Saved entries
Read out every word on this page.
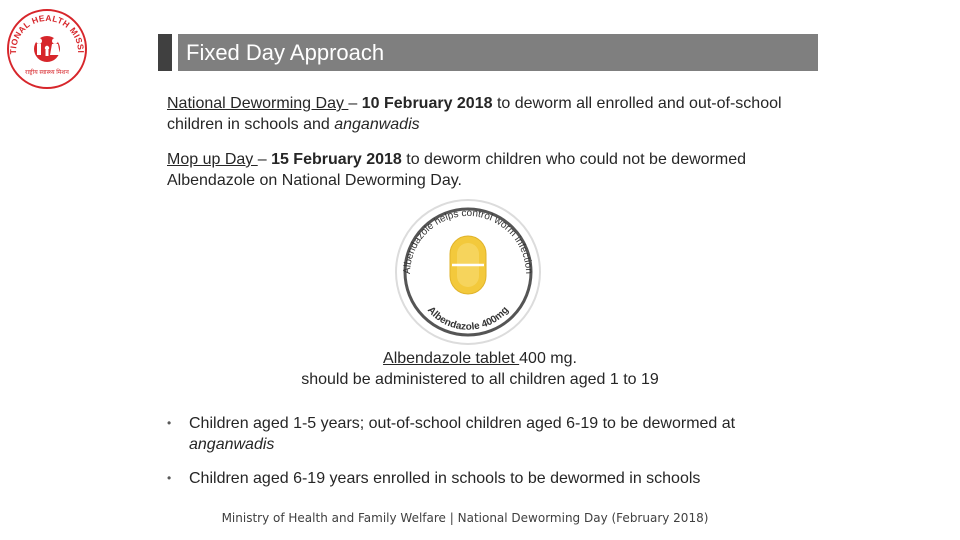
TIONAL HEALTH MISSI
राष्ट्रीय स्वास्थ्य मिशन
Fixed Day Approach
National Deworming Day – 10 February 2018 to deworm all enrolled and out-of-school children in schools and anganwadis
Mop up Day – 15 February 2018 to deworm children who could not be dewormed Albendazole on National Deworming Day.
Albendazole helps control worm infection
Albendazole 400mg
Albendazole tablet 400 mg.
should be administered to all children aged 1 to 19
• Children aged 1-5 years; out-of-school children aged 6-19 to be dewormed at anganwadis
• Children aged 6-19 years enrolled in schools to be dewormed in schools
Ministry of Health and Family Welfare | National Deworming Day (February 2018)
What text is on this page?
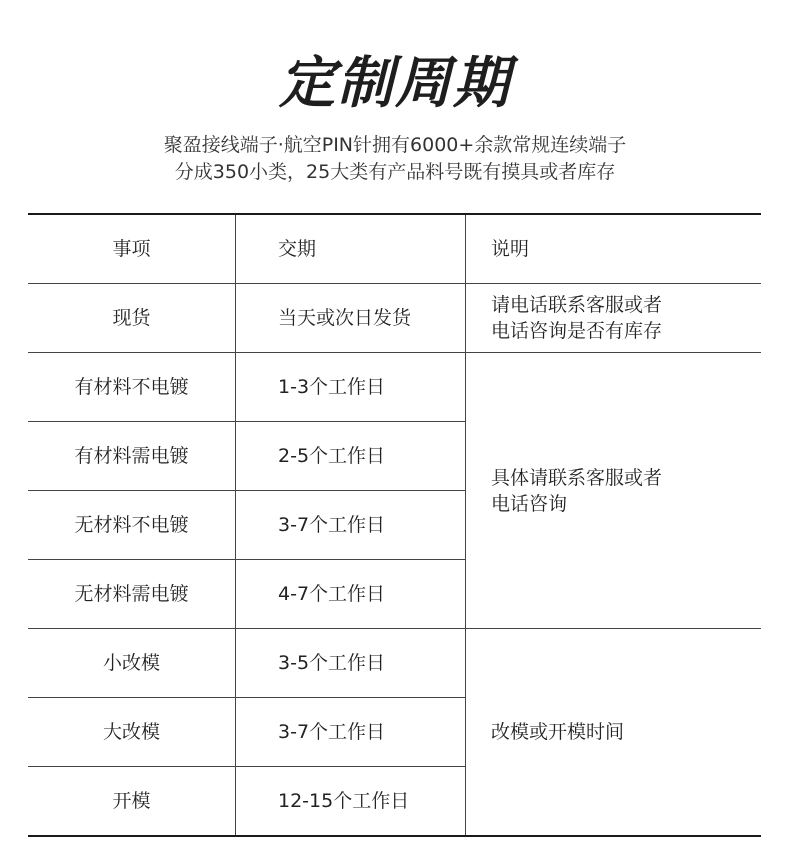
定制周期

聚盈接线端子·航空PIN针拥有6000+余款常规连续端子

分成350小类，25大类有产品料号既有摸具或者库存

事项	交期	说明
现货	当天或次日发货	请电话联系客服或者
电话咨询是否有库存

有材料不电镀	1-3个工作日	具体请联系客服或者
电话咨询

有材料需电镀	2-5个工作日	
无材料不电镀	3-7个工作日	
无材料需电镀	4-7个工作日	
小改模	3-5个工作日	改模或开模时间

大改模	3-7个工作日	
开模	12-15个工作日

...

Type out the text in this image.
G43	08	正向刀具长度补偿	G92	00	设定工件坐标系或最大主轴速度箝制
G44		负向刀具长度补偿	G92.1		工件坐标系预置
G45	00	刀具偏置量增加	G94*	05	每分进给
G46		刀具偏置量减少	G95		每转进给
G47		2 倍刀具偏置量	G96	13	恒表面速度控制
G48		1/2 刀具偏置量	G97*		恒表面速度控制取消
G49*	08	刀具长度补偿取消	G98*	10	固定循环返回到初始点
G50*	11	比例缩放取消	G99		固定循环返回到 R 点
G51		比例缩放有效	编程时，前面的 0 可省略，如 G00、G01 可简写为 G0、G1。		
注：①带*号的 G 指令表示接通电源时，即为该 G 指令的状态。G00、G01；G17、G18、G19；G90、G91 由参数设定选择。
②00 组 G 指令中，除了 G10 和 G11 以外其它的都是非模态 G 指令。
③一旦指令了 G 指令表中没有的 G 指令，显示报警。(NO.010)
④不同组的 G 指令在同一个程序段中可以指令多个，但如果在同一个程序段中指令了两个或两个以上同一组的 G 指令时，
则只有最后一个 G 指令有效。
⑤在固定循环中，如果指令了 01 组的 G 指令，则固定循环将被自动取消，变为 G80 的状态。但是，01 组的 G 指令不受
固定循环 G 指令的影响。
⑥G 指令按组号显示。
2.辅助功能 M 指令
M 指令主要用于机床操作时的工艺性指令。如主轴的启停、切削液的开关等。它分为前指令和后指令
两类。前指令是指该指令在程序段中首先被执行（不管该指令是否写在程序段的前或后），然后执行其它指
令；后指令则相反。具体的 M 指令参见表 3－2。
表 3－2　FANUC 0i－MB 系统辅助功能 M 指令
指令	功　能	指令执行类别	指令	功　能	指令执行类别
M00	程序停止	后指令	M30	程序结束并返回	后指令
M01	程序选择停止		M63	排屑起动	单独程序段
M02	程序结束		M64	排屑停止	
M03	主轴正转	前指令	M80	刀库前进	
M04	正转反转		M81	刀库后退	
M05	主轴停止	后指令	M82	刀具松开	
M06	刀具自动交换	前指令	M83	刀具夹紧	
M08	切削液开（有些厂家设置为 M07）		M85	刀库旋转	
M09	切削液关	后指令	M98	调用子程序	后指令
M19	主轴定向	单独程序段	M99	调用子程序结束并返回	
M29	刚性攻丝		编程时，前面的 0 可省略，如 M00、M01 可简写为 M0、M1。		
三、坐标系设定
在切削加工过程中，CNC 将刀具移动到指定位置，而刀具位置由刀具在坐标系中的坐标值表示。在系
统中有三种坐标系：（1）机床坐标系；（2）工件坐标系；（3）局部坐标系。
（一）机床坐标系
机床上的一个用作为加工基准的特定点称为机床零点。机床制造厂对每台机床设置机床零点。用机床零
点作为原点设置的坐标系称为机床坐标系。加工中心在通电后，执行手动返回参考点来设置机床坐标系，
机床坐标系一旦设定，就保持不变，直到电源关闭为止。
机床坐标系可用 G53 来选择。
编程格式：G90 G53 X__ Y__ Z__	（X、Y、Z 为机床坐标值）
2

--

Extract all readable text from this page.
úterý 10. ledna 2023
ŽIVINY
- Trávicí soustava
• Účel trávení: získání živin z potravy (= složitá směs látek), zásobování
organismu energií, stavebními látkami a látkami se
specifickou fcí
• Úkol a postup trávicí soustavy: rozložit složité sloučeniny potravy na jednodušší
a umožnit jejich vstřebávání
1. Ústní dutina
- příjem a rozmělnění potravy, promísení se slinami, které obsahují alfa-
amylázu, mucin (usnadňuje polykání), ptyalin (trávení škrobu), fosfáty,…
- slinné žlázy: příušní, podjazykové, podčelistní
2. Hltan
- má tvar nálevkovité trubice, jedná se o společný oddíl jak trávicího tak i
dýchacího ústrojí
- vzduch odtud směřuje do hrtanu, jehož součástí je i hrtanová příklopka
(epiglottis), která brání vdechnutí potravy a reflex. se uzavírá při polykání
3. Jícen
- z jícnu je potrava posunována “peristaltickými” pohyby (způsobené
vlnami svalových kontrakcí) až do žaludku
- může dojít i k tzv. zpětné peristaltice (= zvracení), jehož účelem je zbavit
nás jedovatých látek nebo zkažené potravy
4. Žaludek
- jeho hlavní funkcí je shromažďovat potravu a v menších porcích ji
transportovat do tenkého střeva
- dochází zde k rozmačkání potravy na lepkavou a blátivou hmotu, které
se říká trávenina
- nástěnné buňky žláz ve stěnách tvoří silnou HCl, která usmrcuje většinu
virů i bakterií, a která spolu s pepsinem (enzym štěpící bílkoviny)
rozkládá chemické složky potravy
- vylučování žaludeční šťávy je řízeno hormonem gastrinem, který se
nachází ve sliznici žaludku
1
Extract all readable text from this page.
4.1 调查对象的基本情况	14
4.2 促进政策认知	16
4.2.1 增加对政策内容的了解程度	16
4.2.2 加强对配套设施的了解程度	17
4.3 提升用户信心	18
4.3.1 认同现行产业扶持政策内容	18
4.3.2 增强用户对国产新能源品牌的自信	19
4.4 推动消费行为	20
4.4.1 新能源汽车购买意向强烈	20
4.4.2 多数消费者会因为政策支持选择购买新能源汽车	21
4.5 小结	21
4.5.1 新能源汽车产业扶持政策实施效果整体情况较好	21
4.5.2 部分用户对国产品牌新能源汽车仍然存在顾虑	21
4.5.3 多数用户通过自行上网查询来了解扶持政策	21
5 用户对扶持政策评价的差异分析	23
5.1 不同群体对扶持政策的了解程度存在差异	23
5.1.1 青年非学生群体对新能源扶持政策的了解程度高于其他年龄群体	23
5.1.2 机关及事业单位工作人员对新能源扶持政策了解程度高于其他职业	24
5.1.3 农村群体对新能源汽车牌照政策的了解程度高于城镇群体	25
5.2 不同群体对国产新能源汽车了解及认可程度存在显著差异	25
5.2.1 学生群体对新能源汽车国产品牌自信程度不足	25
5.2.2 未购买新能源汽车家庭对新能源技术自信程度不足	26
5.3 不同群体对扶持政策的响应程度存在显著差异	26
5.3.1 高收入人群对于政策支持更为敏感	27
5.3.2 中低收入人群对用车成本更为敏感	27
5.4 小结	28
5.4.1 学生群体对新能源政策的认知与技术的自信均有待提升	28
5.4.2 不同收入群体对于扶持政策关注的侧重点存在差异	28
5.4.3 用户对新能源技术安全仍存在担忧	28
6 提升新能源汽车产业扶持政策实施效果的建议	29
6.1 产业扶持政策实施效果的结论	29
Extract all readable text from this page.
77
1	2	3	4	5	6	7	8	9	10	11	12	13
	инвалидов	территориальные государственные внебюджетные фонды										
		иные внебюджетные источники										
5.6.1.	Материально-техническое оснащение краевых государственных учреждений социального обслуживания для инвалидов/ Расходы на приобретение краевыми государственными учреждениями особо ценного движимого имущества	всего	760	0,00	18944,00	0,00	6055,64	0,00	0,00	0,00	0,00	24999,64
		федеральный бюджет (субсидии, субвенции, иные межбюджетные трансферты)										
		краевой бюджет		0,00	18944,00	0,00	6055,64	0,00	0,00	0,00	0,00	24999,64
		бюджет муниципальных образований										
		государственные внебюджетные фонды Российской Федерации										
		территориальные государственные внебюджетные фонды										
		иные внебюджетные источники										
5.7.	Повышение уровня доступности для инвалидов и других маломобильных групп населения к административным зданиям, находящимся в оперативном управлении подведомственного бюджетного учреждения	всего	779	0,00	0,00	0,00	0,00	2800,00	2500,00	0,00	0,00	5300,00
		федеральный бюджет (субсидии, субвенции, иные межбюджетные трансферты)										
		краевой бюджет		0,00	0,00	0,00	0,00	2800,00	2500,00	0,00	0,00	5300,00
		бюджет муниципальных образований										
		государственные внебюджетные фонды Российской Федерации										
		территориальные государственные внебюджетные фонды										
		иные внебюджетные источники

__Task to carry out__
Among the entries above, how many lines hold the word "Albendazole"? Reply with only that number.

__Answer below__
4